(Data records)
____________
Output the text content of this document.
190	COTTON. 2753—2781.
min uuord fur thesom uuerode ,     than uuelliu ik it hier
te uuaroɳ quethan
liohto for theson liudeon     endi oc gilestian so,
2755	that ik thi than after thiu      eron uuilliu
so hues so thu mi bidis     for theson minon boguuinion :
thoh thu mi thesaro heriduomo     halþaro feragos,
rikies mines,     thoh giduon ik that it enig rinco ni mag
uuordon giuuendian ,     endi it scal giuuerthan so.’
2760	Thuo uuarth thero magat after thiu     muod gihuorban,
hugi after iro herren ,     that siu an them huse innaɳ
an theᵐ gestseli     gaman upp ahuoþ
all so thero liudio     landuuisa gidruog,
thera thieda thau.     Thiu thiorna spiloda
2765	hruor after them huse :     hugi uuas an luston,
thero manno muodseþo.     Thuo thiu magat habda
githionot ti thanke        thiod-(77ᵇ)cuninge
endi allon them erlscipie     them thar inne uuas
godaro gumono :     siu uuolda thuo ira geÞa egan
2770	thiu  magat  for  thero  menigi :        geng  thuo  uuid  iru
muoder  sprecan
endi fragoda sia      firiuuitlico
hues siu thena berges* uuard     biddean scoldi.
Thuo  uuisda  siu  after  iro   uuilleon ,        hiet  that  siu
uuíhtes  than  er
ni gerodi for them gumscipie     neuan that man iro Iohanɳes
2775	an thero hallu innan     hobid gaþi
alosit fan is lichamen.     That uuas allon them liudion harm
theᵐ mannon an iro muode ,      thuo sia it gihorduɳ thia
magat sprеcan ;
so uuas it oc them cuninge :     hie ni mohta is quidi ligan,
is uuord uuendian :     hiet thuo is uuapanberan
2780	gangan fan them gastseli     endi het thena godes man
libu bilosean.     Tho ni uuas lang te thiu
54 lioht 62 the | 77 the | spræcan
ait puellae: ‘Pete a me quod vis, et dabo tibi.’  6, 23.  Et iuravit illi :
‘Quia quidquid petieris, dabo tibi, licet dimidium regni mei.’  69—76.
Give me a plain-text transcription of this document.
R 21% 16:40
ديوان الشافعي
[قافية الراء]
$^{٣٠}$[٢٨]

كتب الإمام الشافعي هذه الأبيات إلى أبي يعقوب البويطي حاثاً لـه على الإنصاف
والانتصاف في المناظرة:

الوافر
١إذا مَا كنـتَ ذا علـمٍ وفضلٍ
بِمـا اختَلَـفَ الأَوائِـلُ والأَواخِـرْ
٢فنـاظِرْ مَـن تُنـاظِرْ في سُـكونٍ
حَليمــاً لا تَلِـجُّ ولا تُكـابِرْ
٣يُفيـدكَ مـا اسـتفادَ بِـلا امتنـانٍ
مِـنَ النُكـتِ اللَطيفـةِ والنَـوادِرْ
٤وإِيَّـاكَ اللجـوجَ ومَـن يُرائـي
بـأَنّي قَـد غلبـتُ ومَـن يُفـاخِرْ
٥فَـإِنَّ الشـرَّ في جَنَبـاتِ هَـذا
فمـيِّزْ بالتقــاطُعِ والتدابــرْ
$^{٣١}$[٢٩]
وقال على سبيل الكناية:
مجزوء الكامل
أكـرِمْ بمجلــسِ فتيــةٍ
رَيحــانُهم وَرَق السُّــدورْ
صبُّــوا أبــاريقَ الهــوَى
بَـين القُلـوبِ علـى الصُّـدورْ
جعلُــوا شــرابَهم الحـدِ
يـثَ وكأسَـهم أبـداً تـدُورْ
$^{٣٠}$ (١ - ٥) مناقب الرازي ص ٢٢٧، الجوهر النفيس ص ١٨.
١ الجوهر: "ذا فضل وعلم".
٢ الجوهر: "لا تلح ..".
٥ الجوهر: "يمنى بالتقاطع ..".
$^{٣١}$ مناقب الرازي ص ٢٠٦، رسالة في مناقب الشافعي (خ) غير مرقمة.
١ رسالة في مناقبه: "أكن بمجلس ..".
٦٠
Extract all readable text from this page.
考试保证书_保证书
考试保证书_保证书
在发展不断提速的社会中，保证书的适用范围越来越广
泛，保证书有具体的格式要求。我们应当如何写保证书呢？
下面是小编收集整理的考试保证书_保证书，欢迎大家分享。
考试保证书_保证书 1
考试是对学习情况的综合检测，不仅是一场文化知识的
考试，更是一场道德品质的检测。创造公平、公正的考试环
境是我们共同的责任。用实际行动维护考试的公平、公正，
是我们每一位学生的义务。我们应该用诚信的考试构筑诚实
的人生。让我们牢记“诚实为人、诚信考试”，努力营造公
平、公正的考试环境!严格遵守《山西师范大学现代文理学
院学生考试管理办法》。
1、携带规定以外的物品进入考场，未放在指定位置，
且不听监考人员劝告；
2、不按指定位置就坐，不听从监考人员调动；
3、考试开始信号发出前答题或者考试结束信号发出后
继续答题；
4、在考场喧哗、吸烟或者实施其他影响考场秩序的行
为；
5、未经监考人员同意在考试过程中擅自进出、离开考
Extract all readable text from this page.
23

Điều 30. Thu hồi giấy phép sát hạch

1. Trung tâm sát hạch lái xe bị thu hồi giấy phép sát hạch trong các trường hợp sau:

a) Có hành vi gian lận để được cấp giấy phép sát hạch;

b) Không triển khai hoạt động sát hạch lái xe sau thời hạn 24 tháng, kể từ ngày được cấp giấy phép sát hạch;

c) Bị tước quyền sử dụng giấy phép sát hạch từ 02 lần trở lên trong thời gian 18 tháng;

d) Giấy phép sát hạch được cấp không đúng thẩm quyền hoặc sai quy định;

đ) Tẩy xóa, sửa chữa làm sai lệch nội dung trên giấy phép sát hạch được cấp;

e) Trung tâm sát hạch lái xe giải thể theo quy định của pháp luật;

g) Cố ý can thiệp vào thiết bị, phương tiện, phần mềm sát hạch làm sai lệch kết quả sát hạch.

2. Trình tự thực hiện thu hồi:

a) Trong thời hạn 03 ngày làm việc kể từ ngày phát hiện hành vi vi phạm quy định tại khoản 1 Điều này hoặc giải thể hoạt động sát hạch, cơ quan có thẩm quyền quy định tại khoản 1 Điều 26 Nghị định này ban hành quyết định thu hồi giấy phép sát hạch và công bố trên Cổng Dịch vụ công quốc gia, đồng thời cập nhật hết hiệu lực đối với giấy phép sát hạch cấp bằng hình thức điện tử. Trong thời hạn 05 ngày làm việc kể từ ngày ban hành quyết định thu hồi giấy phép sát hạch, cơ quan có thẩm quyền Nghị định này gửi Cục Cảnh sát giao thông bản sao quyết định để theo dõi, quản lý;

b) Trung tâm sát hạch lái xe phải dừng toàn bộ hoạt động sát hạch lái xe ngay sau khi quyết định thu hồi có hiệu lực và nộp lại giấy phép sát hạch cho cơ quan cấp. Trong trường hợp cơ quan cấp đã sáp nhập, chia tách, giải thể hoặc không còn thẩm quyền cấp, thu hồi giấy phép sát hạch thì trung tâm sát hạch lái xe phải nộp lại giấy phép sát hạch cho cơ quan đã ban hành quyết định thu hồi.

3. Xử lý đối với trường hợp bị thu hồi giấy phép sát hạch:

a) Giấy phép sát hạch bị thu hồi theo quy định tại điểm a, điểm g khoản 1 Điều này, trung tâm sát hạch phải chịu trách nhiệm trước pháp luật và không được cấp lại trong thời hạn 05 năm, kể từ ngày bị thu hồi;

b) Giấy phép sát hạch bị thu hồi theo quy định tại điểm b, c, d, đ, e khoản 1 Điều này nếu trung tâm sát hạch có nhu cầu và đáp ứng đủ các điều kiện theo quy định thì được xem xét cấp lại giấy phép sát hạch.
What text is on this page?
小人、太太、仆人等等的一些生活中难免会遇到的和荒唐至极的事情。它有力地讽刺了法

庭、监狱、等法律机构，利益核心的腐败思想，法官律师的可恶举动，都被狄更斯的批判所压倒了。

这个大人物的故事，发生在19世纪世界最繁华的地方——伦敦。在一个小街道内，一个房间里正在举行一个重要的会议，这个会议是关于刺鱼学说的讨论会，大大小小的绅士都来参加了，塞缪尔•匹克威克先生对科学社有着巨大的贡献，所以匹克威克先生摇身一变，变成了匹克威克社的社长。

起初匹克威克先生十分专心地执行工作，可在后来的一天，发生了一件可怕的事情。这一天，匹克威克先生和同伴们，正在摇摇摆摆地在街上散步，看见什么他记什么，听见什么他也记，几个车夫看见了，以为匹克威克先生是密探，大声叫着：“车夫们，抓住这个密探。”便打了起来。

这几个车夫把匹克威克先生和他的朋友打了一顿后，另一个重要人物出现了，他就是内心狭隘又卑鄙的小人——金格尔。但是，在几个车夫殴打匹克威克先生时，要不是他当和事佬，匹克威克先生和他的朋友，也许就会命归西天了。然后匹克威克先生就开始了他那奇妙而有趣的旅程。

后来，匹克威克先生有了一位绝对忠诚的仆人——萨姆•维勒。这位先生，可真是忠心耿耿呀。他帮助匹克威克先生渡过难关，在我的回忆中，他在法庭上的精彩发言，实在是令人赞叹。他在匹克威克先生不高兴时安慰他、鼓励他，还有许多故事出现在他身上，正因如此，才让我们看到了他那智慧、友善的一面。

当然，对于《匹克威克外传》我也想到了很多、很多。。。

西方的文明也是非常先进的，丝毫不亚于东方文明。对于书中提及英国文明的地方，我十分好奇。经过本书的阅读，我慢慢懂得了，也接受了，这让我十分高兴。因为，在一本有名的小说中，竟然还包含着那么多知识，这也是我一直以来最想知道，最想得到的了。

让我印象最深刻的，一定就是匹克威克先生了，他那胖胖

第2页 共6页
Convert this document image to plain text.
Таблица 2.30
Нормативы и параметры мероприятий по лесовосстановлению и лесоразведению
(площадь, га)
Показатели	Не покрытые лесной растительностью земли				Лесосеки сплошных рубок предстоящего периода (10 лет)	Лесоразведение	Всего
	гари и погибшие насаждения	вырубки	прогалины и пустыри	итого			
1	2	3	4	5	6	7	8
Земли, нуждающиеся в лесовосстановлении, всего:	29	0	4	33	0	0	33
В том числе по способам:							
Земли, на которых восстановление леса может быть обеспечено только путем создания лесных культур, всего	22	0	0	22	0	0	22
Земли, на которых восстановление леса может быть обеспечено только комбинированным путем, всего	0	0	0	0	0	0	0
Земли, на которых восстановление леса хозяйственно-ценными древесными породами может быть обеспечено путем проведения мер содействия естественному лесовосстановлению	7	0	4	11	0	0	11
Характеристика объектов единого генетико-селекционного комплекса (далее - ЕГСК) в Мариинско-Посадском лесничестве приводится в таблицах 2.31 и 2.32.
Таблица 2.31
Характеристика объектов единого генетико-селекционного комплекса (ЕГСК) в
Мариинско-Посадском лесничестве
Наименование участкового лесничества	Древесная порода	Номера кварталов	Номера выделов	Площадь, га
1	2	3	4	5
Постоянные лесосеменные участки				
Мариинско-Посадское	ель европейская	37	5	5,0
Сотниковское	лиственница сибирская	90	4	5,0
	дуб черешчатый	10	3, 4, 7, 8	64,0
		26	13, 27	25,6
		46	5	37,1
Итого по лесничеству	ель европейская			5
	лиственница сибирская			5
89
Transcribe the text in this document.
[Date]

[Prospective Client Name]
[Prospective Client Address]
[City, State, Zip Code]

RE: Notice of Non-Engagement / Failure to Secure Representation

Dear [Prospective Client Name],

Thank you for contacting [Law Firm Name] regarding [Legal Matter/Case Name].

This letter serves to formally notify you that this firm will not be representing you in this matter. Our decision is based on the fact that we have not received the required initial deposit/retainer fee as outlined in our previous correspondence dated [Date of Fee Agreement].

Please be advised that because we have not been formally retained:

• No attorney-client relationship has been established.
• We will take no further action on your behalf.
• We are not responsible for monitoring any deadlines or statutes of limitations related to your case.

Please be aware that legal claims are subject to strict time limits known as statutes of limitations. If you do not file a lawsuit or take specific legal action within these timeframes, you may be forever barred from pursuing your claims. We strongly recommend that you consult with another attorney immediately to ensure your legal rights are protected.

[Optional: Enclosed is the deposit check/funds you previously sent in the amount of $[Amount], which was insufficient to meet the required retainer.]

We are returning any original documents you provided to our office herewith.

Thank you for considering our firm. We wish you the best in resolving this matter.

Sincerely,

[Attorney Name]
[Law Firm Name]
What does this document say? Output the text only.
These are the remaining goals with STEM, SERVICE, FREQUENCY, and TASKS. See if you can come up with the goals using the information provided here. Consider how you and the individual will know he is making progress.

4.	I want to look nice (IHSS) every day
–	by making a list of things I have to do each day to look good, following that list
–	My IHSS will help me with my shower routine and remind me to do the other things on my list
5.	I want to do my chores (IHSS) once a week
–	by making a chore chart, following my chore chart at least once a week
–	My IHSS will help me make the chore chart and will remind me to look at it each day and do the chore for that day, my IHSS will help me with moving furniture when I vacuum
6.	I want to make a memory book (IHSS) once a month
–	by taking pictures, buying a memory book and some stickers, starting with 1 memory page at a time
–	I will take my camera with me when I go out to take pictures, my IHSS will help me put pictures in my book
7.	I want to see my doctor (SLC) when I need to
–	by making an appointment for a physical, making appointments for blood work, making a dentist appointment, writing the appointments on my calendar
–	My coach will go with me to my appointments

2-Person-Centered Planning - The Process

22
____________
- WHAT YOU SHOULD DO
Provide only the count of lines in the data above that include the string "единого".

- ANSWER FOR THIS EXERCISE
2